## begin

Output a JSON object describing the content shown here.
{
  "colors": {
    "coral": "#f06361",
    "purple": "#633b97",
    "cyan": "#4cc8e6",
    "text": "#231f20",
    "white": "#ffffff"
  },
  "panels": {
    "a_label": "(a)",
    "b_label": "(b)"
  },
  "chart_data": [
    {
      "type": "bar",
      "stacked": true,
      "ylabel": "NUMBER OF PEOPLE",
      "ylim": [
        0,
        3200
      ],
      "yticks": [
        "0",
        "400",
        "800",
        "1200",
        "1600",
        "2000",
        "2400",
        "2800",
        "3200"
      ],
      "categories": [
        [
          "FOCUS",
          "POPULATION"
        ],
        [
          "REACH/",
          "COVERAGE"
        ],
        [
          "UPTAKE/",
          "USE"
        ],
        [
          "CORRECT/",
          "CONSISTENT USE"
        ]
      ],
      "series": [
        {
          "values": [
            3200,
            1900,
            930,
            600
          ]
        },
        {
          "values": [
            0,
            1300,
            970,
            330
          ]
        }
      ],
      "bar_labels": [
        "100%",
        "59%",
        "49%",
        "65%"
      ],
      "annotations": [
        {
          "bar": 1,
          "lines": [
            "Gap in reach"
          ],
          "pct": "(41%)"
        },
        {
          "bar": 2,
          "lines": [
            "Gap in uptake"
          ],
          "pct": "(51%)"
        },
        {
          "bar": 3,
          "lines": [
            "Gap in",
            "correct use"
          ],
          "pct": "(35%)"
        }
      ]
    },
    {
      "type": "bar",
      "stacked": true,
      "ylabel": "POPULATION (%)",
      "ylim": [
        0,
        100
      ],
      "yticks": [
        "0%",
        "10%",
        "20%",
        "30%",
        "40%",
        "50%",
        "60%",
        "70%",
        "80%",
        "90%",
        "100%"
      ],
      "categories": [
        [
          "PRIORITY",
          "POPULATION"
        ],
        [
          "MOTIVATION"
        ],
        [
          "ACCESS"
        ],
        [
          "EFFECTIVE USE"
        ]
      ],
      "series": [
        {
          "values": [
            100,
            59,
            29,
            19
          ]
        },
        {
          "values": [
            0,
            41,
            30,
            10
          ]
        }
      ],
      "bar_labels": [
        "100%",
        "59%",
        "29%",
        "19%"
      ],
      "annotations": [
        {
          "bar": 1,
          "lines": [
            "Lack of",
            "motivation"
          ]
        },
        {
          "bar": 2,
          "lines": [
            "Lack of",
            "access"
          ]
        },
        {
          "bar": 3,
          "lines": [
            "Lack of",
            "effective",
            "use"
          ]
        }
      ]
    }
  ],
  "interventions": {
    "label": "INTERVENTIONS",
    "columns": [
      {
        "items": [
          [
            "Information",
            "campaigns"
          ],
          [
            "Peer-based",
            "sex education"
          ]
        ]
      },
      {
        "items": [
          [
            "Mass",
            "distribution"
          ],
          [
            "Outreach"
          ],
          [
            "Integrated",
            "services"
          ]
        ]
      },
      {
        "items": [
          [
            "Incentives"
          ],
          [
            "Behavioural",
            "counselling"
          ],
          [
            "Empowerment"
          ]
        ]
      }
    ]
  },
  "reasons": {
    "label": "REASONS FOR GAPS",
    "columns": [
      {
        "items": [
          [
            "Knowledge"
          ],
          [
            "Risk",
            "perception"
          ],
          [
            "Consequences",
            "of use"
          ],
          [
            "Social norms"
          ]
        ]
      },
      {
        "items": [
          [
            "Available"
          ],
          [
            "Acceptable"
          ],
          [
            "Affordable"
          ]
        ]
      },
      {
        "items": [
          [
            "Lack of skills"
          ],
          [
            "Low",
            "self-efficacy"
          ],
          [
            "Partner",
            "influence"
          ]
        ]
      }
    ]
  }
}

## end

§ Objective:
Please restate the whole listing word for word.

§ Solution to this exercise:
Output a JSON object describing the content shown here.
{
  "colors": {
    "coral": "#f06361",
    "purple": "#633b97",
    "cyan": "#4cc8e6",
    "text": "#231f20",
    "white": "#ffffff"
  },
  "panels": {
    "a_label": "(a)",
    "b_label": "(b)"
  },
  "chart_data": [
    {
      "type": "bar",
      "stacked": true,
      "ylabel": "NUMBER OF PEOPLE",
      "ylim": [
        0,
        3200
      ],
      "yticks": [
        "0",
        "400",
        "800",
        "1200",
        "1600",
        "2000",
        "2400",
        "2800",
        "3200"
      ],
      "categories": [
        [
          "FOCUS",
          "POPULATION"
        ],
        [
          "REACH/",
          "COVERAGE"
        ],
        [
          "UPTAKE/",
          "USE"
        ],
        [
          "CORRECT/",
          "CONSISTENT USE"
        ]
      ],
      "series": [
        {
          "values": [
            3200,
            1900,
            930,
            600
          ]
        },
        {
          "values": [
            0,
            1300,
            970,
            330
          ]
        }
      ],
      "bar_labels": [
        "100%",
        "59%",
        "49%",
        "65%"
      ],
      "annotations": [
        {
          "bar": 1,
          "lines": [
            "Gap in reach"
          ],
          "pct": "(41%)"
        },
        {
          "bar": 2,
          "lines": [
            "Gap in uptake"
          ],
          "pct": "(51%)"
        },
        {
          "bar": 3,
          "lines": [
            "Gap in",
            "correct use"
          ],
          "pct": "(35%)"
        }
      ]
    },
    {
      "type": "bar",
      "stacked": true,
      "ylabel": "POPULATION (%)",
      "ylim": [
        0,
        100
      ],
      "yticks": [
        "0%",
        "10%",
        "20%",
        "30%",
        "40%",
        "50%",
        "60%",
        "70%",
        "80%",
        "90%",
        "100%"
      ],
      "categories": [
        [
          "PRIORITY",
          "POPULATION"
        ],
        [
          "MOTIVATION"
        ],
        [
          "ACCESS"
        ],
        [
          "EFFECTIVE USE"
        ]
      ],
      "series": [
        {
          "values": [
            100,
            59,
            29,
            19
          ]
        },
        {
          "values": [
            0,
            41,
            30,
            10
          ]
        }
      ],
      "bar_labels": [
        "100%",
        "59%",
        "29%",
        "19%"
      ],
      "annotations": [
        {
          "bar": 1,
          "lines": [
            "Lack of",
            "motivation"
          ]
        },
        {
          "bar": 2,
          "lines": [
            "Lack of",
            "access"
          ]
        },
        {
          "bar": 3,
          "lines": [
            "Lack of",
            "effective",
            "use"
          ]
        }
      ]
    }
  ],
  "interventions": {
    "label": "INTERVENTIONS",
    "columns": [
      {
        "items": [
          [
            "Information",
            "campaigns"
          ],
          [
            "Peer-based",
            "sex education"
          ]
        ]
      },
      {
        "items": [
          [
            "Mass",
            "distribution"
          ],
          [
            "Outreach"
          ],
          [
            "Integrated",
            "services"
          ]
        ]
      },
      {
        "items": [
          [
            "Incentives"
          ],
          [
            "Behavioural",
            "counselling"
          ],
          [
            "Empowerment"
          ]
        ]
      }
    ]
  },
  "reasons": {
    "label": "REASONS FOR GAPS",
    "columns": [
      {
        "items": [
          [
            "Knowledge"
          ],
          [
            "Risk",
            "perception"
          ],
          [
            "Consequences",
            "of use"
          ],
          [
            "Social norms"
          ]
        ]
      },
      {
        "items": [
          [
            "Available"
          ],
          [
            "Acceptable"
          ],
          [
            "Affordable"
          ]
        ]
      },
      {
        "items": [
          [
            "Lack of skills"
          ],
          [
            "Low",
            "self-efficacy"
          ],
          [
            "Partner",
            "influence"
          ]
        ]
      }
    ]
  }
}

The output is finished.